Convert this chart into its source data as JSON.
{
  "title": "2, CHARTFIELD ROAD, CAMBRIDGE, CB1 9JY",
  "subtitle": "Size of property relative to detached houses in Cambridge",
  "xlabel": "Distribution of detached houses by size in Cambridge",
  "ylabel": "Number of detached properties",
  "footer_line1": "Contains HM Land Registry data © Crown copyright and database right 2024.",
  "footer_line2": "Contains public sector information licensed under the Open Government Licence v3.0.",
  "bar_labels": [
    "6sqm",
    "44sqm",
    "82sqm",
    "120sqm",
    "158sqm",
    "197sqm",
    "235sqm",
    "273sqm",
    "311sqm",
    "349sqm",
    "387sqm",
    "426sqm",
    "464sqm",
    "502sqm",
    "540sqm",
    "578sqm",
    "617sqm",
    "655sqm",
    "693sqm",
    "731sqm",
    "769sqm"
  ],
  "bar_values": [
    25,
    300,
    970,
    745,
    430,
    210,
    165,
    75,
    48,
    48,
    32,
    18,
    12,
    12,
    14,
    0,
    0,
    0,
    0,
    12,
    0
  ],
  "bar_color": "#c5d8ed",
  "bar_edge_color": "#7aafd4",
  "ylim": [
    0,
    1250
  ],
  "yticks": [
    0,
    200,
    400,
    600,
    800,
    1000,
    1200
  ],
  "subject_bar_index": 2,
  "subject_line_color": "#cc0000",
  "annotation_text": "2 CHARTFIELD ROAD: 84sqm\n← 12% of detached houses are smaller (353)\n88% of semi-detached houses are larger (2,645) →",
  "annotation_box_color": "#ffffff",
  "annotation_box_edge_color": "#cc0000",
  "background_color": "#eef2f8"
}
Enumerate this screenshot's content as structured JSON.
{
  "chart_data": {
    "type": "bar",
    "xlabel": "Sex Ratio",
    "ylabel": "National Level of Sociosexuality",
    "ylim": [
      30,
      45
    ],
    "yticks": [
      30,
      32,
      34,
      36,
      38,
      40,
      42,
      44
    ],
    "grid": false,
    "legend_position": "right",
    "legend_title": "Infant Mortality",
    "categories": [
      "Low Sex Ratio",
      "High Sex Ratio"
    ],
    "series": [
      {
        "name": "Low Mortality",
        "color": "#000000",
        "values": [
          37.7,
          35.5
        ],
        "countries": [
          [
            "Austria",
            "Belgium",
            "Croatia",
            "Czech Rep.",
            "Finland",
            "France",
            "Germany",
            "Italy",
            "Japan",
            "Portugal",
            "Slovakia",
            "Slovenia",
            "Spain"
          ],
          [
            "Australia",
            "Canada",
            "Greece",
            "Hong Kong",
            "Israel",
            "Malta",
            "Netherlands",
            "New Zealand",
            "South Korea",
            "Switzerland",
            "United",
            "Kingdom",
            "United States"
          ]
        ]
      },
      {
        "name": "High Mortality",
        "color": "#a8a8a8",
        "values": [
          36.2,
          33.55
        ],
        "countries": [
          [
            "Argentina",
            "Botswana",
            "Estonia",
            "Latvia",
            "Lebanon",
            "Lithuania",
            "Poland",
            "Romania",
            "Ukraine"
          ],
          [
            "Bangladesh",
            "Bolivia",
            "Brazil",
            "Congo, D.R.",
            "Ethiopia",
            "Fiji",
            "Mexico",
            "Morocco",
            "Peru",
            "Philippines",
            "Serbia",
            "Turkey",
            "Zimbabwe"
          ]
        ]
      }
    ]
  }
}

WHAT THE EXERCISE ASKS: Print the entries exactly. Include every one.

FULL RESPONSE:
Convert this chart into its source data as JSON.
{
  "title": "2, CHARTFIELD ROAD, CAMBRIDGE, CB1 9JY",
  "subtitle": "Size of property relative to detached houses in Cambridge",
  "xlabel": "Distribution of detached houses by size in Cambridge",
  "ylabel": "Number of detached properties",
  "footer_line1": "Contains HM Land Registry data © Crown copyright and database right 2024.",
  "footer_line2": "Contains public sector information licensed under the Open Government Licence v3.0.",
  "bar_labels": [
    "6sqm",
    "44sqm",
    "82sqm",
    "120sqm",
    "158sqm",
    "197sqm",
    "235sqm",
    "273sqm",
    "311sqm",
    "349sqm",
    "387sqm",
    "426sqm",
    "464sqm",
    "502sqm",
    "540sqm",
    "578sqm",
    "617sqm",
    "655sqm",
    "693sqm",
    "731sqm",
    "769sqm"
  ],
  "bar_values": [
    25,
    300,
    970,
    745,
    430,
    210,
    165,
    75,
    48,
    48,
    32,
    18,
    12,
    12,
    14,
    0,
    0,
    0,
    0,
    12,
    0
  ],
  "bar_color": "#c5d8ed",
  "bar_edge_color": "#7aafd4",
  "ylim": [
    0,
    1250
  ],
  "yticks": [
    0,
    200,
    400,
    600,
    800,
    1000,
    1200
  ],
  "subject_bar_index": 2,
  "subject_line_color": "#cc0000",
  "annotation_text": "2 CHARTFIELD ROAD: 84sqm\n← 12% of detached houses are smaller (353)\n88% of semi-detached houses are larger (2,645) →",
  "annotation_box_color": "#ffffff",
  "annotation_box_edge_color": "#cc0000",
  "background_color": "#eef2f8"
}
Enumerate this screenshot's content as structured JSON.
{
  "chart_data": {
    "type": "bar",
    "xlabel": "Sex Ratio",
    "ylabel": "National Level of Sociosexuality",
    "ylim": [
      30,
      45
    ],
    "yticks": [
      30,
      32,
      34,
      36,
      38,
      40,
      42,
      44
    ],
    "grid": false,
    "legend_position": "right",
    "legend_title": "Infant Mortality",
    "categories": [
      "Low Sex Ratio",
      "High Sex Ratio"
    ],
    "series": [
      {
        "name": "Low Mortality",
        "color": "#000000",
        "values": [
          37.7,
          35.5
        ],
        "countries": [
          [
            "Austria",
            "Belgium",
            "Croatia",
            "Czech Rep.",
            "Finland",
            "France",
            "Germany",
            "Italy",
            "Japan",
            "Portugal",
            "Slovakia",
            "Slovenia",
            "Spain"
          ],
          [
            "Australia",
            "Canada",
            "Greece",
            "Hong Kong",
            "Israel",
            "Malta",
            "Netherlands",
            "New Zealand",
            "South Korea",
            "Switzerland",
            "United",
            "Kingdom",
            "United States"
          ]
        ]
      },
      {
        "name": "High Mortality",
        "color": "#a8a8a8",
        "values": [
          36.2,
          33.55
        ],
        "countries": [
          [
            "Argentina",
            "Botswana",
            "Estonia",
            "Latvia",
            "Lebanon",
            "Lithuania",
            "Poland",
            "Romania",
            "Ukraine"
          ],
          [
            "Bangladesh",
            "Bolivia",
            "Brazil",
            "Congo, D.R.",
            "Ethiopia",
            "Fiji",
            "Mexico",
            "Morocco",
            "Peru",
            "Philippines",
            "Serbia",
            "Turkey",
            "Zimbabwe"
          ]
        ]
      }
    ]
  }
}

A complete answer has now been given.